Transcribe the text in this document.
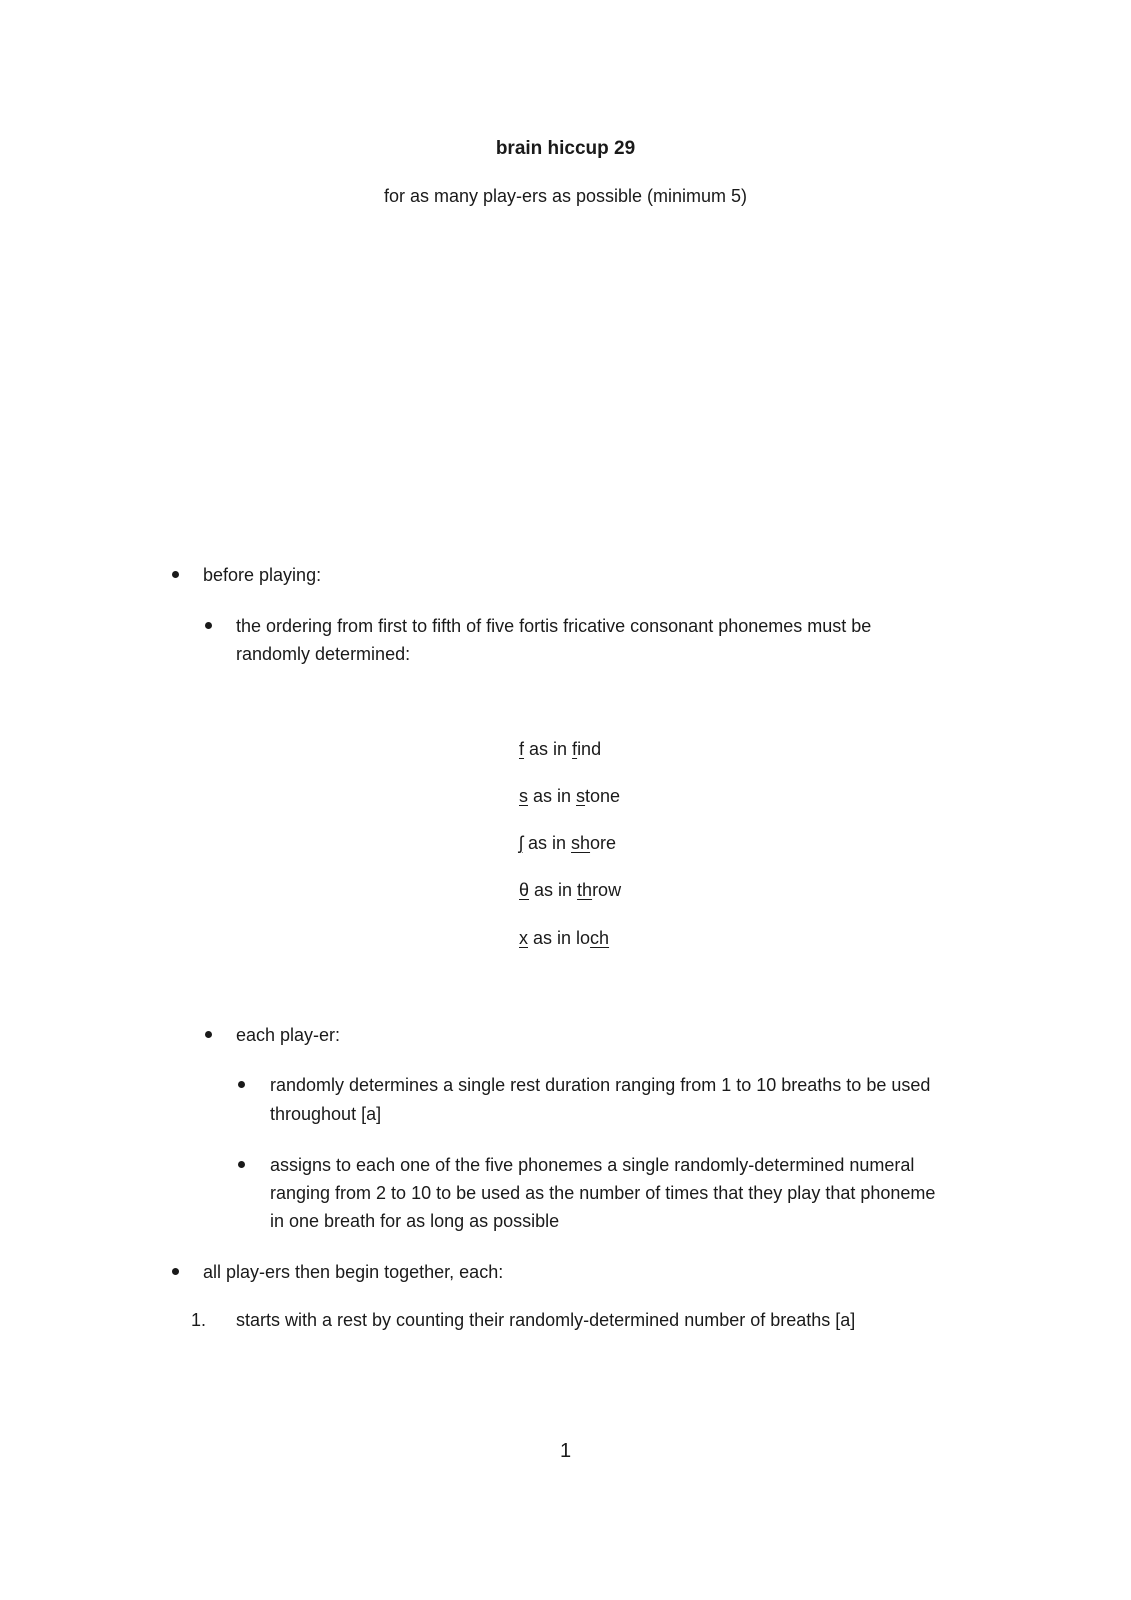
brain hiccup 29

for as many play-ers as possible (minimum 5)

before playing:

the ordering from first to fifth of five fortis fricative consonant phonemes must be

randomly determined:

f as in find

s as in stone

ʃ as in shore

θ as in throw

x as in loch

each play-er:

randomly determines a single rest duration ranging from 1 to 10 breaths to be used

throughout [a]

assigns to each one of the five phonemes a single randomly-determined numeral

ranging from 2 to 10 to be used as the number of times that they play that phoneme

in one breath for as long as possible

all play-ers then begin together, each:

1. starts with a rest by counting their randomly-determined number of breaths [a]

1
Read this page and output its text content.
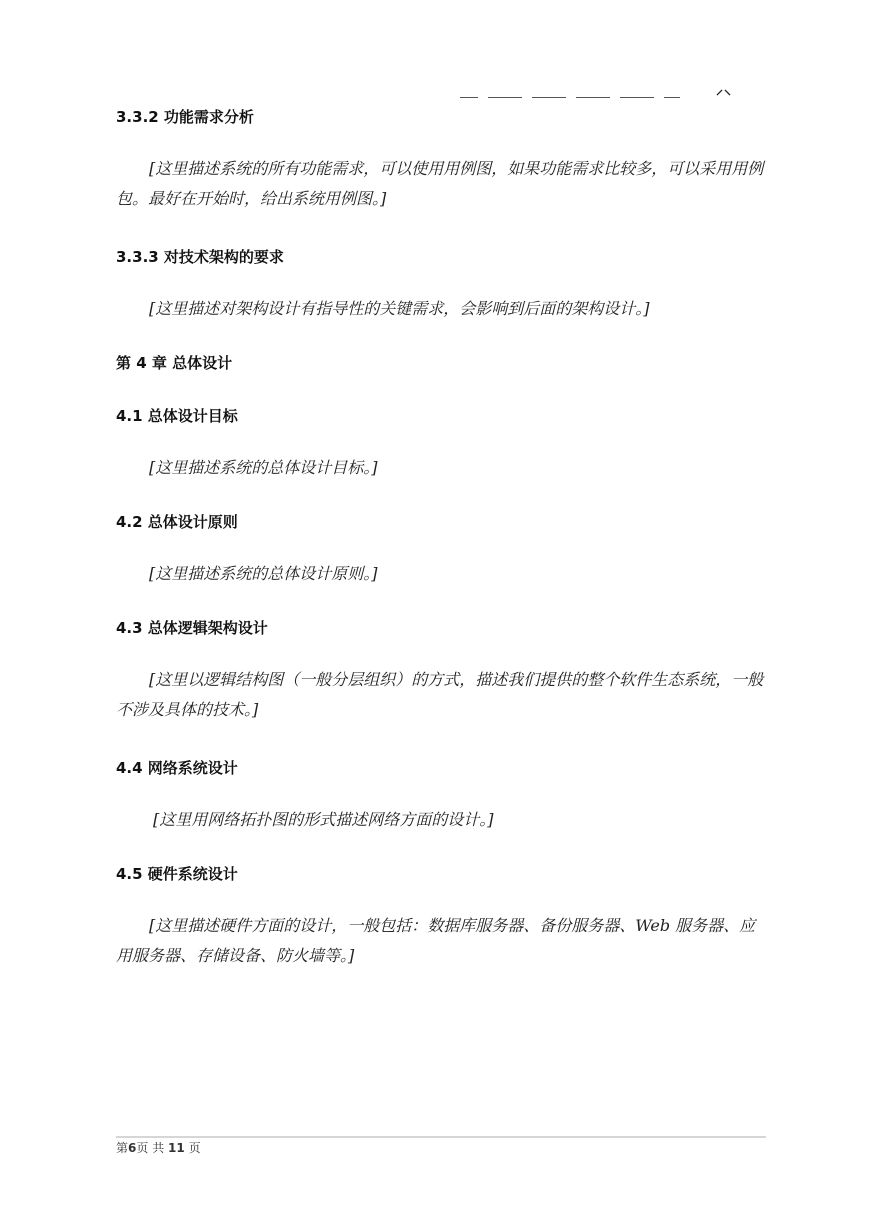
⸝⸜
3.3.2 功能需求分析

[这里描述系统的所有功能需求，可以使用用例图，如果功能需求比较多，可以采用用例包。最好在开始时，给出系统用例图。]

3.3.3 对技术架构的要求

[这里描述对架构设计有指导性的关键需求，会影响到后面的架构设计。]

第 4 章 总体设计
4.1 总体设计目标

[这里描述系统的总体设计目标。]

4.2 总体设计原则

[这里描述系统的总体设计原则。]

4.3 总体逻辑架构设计

[这里以逻辑结构图（一般分层组织）的方式，描述我们提供的整个软件生态系统，一般不涉及具体的技术。]

4.4 网络系统设计

[这里用网络拓扑图的形式描述网络方面的设计。]

4.5 硬件系统设计

[这里描述硬件方面的设计，一般包括：数据库服务器、备份服务器、Web 服务器、应用服务器、存储设备、防火墙等。]

第6页 共 11 页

* **WHAT YOU HAVE TO DO**
Copy the listing in full and without alteration, omitting every picture.

* **WRITTEN RESPONSE**
Transcribe the text in this document.
brain hiccup 29

for as many play-ers as possible (minimum 5)

before playing:

the ordering from first to fifth of five fortis fricative consonant phonemes must be

randomly determined:

f as in find

s as in stone

ʃ as in shore

θ as in throw

x as in loch

each play-er:

randomly determines a single rest duration ranging from 1 to 10 breaths to be used

throughout [a]

assigns to each one of the five phonemes a single randomly-determined numeral

ranging from 2 to 10 to be used as the number of times that they play that phoneme

in one breath for as long as possible

all play-ers then begin together, each:

1. starts with a rest by counting their randomly-determined number of breaths [a]

1
Read this page and output its text content.
⸝⸜
3.3.2 功能需求分析

[这里描述系统的所有功能需求，可以使用用例图，如果功能需求比较多，可以采用用例包。最好在开始时，给出系统用例图。]

3.3.3 对技术架构的要求

[这里描述对架构设计有指导性的关键需求，会影响到后面的架构设计。]

第 4 章 总体设计
4.1 总体设计目标

[这里描述系统的总体设计目标。]

4.2 总体设计原则

[这里描述系统的总体设计原则。]

4.3 总体逻辑架构设计

[这里以逻辑结构图（一般分层组织）的方式，描述我们提供的整个软件生态系统，一般不涉及具体的技术。]

4.4 网络系统设计

[这里用网络拓扑图的形式描述网络方面的设计。]

4.5 硬件系统设计

[这里描述硬件方面的设计，一般包括：数据库服务器、备份服务器、Web 服务器、应用服务器、存储设备、防火墙等。]

第6页 共 11 页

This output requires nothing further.